__What you are asked to do__.
Return all the data below as it stands, minus the pictures.

※ ※ ※

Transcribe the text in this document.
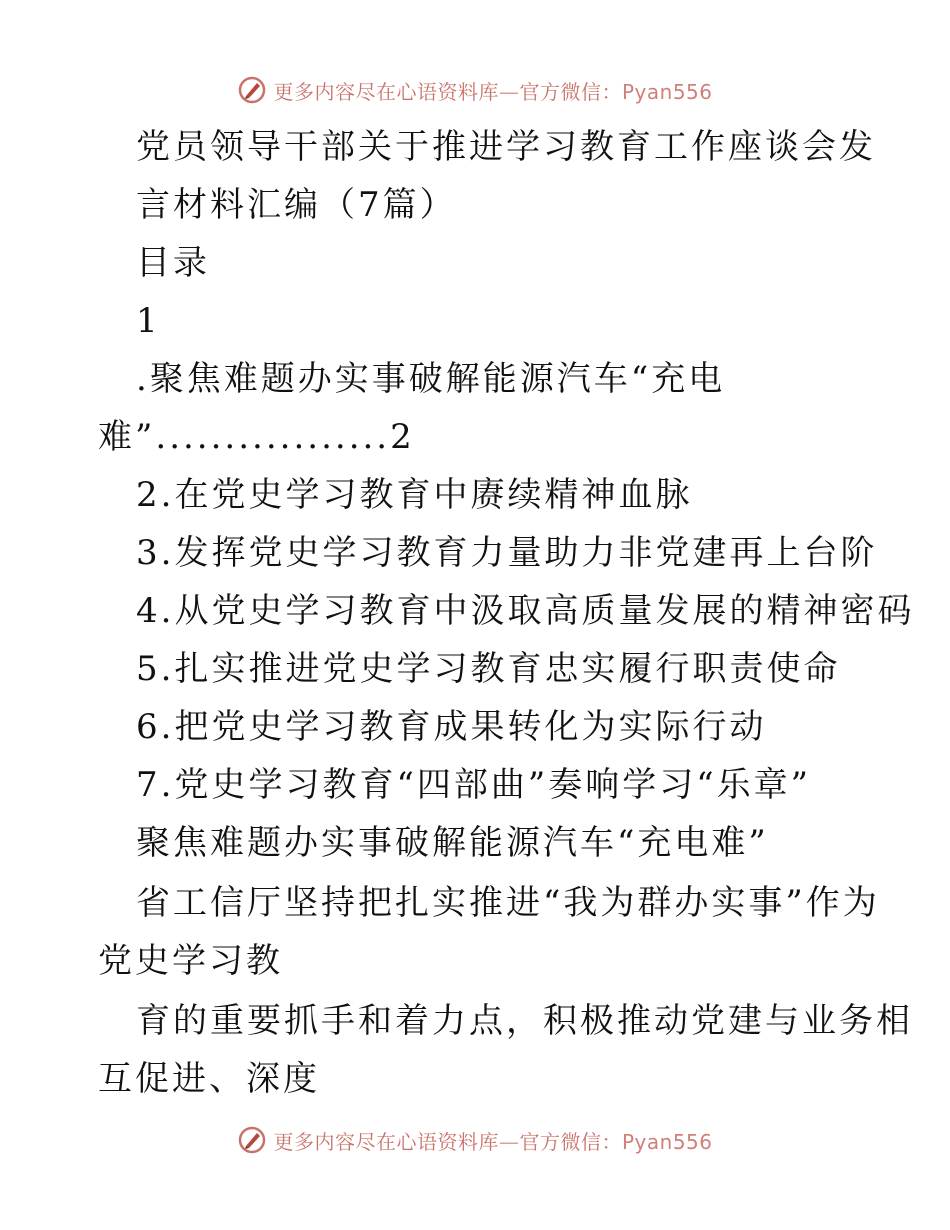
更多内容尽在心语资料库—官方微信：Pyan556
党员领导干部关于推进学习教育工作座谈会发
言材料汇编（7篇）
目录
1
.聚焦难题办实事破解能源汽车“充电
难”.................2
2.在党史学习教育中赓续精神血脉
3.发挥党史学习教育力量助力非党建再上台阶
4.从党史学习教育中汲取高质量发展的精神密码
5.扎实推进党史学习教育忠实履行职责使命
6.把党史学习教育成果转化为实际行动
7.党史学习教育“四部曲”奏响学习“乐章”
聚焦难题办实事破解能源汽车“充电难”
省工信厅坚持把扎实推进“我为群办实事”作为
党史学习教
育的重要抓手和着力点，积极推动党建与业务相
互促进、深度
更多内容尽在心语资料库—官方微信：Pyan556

※ ※ ※

__Answer for this exercise__.
Transcribe the text in this document.
更多内容尽在心语资料库—官方微信：Pyan556
党员领导干部关于推进学习教育工作座谈会发
言材料汇编（7篇）
目录
1
.聚焦难题办实事破解能源汽车“充电
难”.................2
2.在党史学习教育中赓续精神血脉
3.发挥党史学习教育力量助力非党建再上台阶
4.从党史学习教育中汲取高质量发展的精神密码
5.扎实推进党史学习教育忠实履行职责使命
6.把党史学习教育成果转化为实际行动
7.党史学习教育“四部曲”奏响学习“乐章”
聚焦难题办实事破解能源汽车“充电难”
省工信厅坚持把扎实推进“我为群办实事”作为
党史学习教
育的重要抓手和着力点，积极推动党建与业务相
互促进、深度
更多内容尽在心语资料库—官方微信：Pyan556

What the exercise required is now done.